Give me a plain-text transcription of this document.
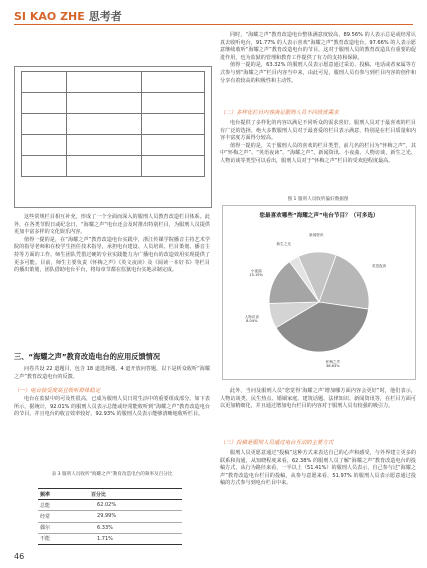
SI KAO ZHE 思考者

这些常规栏目相互补充，形成了一个全面而深入的服刑人员教育改造栏目体系。此外，在各类节假日或纪念日，“海耀之声”电台还会及时推出特别栏目，为服刑人员提供更加丰富多样的文化娱乐内容。

值得一提的是，在“海耀之声”教育改造电台实践中，浙江传媒学院播音主持艺术学院的指导老师和在校学生担任技术指导，承担电台建设、人员培训、栏目策划、播音主持等方面的工作。师生团队凭借过硬的专业实践能力为广播电台的改造效用实现提供了更多可能。目前，师生主要负责《怀梅之声》《英文夜读》及《阅读一本好书》等栏目的播出策划，团队借助电台平台，将每章节都在监狱电台实地录制完成。

三、“海耀之声”教育改造电台的应用反馈情况

问卷共设 22 道题目，包含 18 道选择题、4 道开放问答题，以下是析众收听“海耀之声”教育改造电台的反馈。

（一）电台接受度高且收听群体稳定

电台在监狱中的可及性很高，已成为服刑人员日常生活中的重要组成部分。如下表所示，据统计，92.01% 的服刑人员表示总能或经常能收听到“海耀之声”教育改造电台的节目，并且电台的收音效率较好。92.93% 的服刑人员表示能够清晰地收听栏目。

表 3 服刑人员收听“海耀之声”教育改造电台的频率及百分比
频率	百分比
总能	62.02%
经常	29.99%
偶尔	6.33%
不能	1.71%

同时，“海耀之声”教育改造电台整体满意度较高，89.56% 的人表示总是或经常认真去收听电台，91.77% 的人表示喜欢“海耀之声”教育改造电台，97.66% 的人表示愿意继续收听“海耀之声”教育改造电台的节目，这对于服刑人员的教育改造具有重要的促进作用，也为监狱的管理和教育工作提供了有力的支持和保障。

值得一提的是，63.32% 的服刑人员表示愿意通过采访、投稿、电话或者家属等方式参与到“海耀之声”栏目内容当中来，由此可见，服刑人员有参与到栏目内容的创作和分享有着较高的积极性和主动性。

（二）多样化栏目内容满足服刑人员不同欣赏需求

电台提供了多样化的内容以满足不同听众的需求喜好。服刑人员对于最喜欢的栏目有广泛的选择，绝大多数服刑人员对于最喜爱的栏目表示满意，特别是在栏目质量和内容丰富度方面得分较高。

值得一提的是，关于服刑人员的喜欢的栏目类型，前几名的栏目为“怀梅之声”，其中“怀梅之声”、“英语夜读”、“海耀之声”、新闻资讯、小夜曲、人物访谈、新生之光、人物访谈等类型可以看出，服刑人员对于“怀梅之声”栏目的受欢迎程度最高。

图 1 服刑人员收听偏好数据图
您最喜欢哪些“海耀之声”电台节目？（可多选）
英语夜读
怀梅之声
38.63%
人物访谈
8.04%
小夜曲
15.19%
新生之光
新闻资讯

此外，当问及服刑人员“您觉得‘海耀之声’增加哪方面内容会更好”时，他们表示，人物访谈类、民生热点、婚姻家庭、建筑话题、法律知识、新闻资讯等，在栏目方面可以更加精细化，并且通过增加电台栏目的内容对于服刑人员有较强的吸引力。

（三）投稿是服刑人员通过电台互动的主要方式

服刑人员更愿意通过“投稿”这种方式来表达自己的心声和感受，与外界建立更多的联系和沟通，从知晓程度来看，62.38% 的服刑人员了解“海耀之声”教育改造电台的投稿方式，从行为路径来看，一半以上（51.41%）的服刑人员表示，自己参与过“海耀之声”教育改造电台栏目的投稿，从参与意愿来看，51.97% 的服刑人员表示愿意通过投稿的方式参与到电台栏目中来。

46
• • • • •
§ **Requirements**
Every entry above needs to be retyped exactly; drop the pictures.

§ **Solution**
Give me a plain-text transcription of this document.
SI KAO ZHE 思考者

这些常规栏目相互补充，形成了一个全面而深入的服刑人员教育改造栏目体系。此外，在各类节假日或纪念日，“海耀之声”电台还会及时推出特别栏目，为服刑人员提供更加丰富多样的文化娱乐内容。

值得一提的是，在“海耀之声”教育改造电台实践中，浙江传媒学院播音主持艺术学院的指导老师和在校学生担任技术指导，承担电台建设、人员培训、栏目策划、播音主持等方面的工作。师生团队凭借过硬的专业实践能力为广播电台的改造效用实现提供了更多可能。目前，师生主要负责《怀梅之声》《英文夜读》及《阅读一本好书》等栏目的播出策划，团队借助电台平台，将每章节都在监狱电台实地录制完成。

三、“海耀之声”教育改造电台的应用反馈情况

问卷共设 22 道题目，包含 18 道选择题、4 道开放问答题，以下是析众收听“海耀之声”教育改造电台的反馈。

（一）电台接受度高且收听群体稳定

电台在监狱中的可及性很高，已成为服刑人员日常生活中的重要组成部分。如下表所示，据统计，92.01% 的服刑人员表示总能或经常能收听到“海耀之声”教育改造电台的节目，并且电台的收音效率较好。92.93% 的服刑人员表示能够清晰地收听栏目。

表 3 服刑人员收听“海耀之声”教育改造电台的频率及百分比
频率	百分比
总能	62.02%
经常	29.99%
偶尔	6.33%
不能	1.71%

同时，“海耀之声”教育改造电台整体满意度较高，89.56% 的人表示总是或经常认真去收听电台，91.77% 的人表示喜欢“海耀之声”教育改造电台，97.66% 的人表示愿意继续收听“海耀之声”教育改造电台的节目，这对于服刑人员的教育改造具有重要的促进作用，也为监狱的管理和教育工作提供了有力的支持和保障。

值得一提的是，63.32% 的服刑人员表示愿意通过采访、投稿、电话或者家属等方式参与到“海耀之声”栏目内容当中来，由此可见，服刑人员有参与到栏目内容的创作和分享有着较高的积极性和主动性。

（二）多样化栏目内容满足服刑人员不同欣赏需求

电台提供了多样化的内容以满足不同听众的需求喜好。服刑人员对于最喜欢的栏目有广泛的选择，绝大多数服刑人员对于最喜爱的栏目表示满意，特别是在栏目质量和内容丰富度方面得分较高。

值得一提的是，关于服刑人员的喜欢的栏目类型，前几名的栏目为“怀梅之声”，其中“怀梅之声”、“英语夜读”、“海耀之声”、新闻资讯、小夜曲、人物访谈、新生之光、人物访谈等类型可以看出，服刑人员对于“怀梅之声”栏目的受欢迎程度最高。

图 1 服刑人员收听偏好数据图
您最喜欢哪些“海耀之声”电台节目？（可多选）
英语夜读
怀梅之声
38.63%
人物访谈
8.04%
小夜曲
15.19%
新生之光
新闻资讯

此外，当问及服刑人员“您觉得‘海耀之声’增加哪方面内容会更好”时，他们表示，人物访谈类、民生热点、婚姻家庭、建筑话题、法律知识、新闻资讯等，在栏目方面可以更加精细化，并且通过增加电台栏目的内容对于服刑人员有较强的吸引力。

（三）投稿是服刑人员通过电台互动的主要方式

服刑人员更愿意通过“投稿”这种方式来表达自己的心声和感受，与外界建立更多的联系和沟通，从知晓程度来看，62.38% 的服刑人员了解“海耀之声”教育改造电台的投稿方式，从行为路径来看，一半以上（51.41%）的服刑人员表示，自己参与过“海耀之声”教育改造电台栏目的投稿，从参与意愿来看，51.97% 的服刑人员表示愿意通过投稿的方式参与到电台栏目中来。

46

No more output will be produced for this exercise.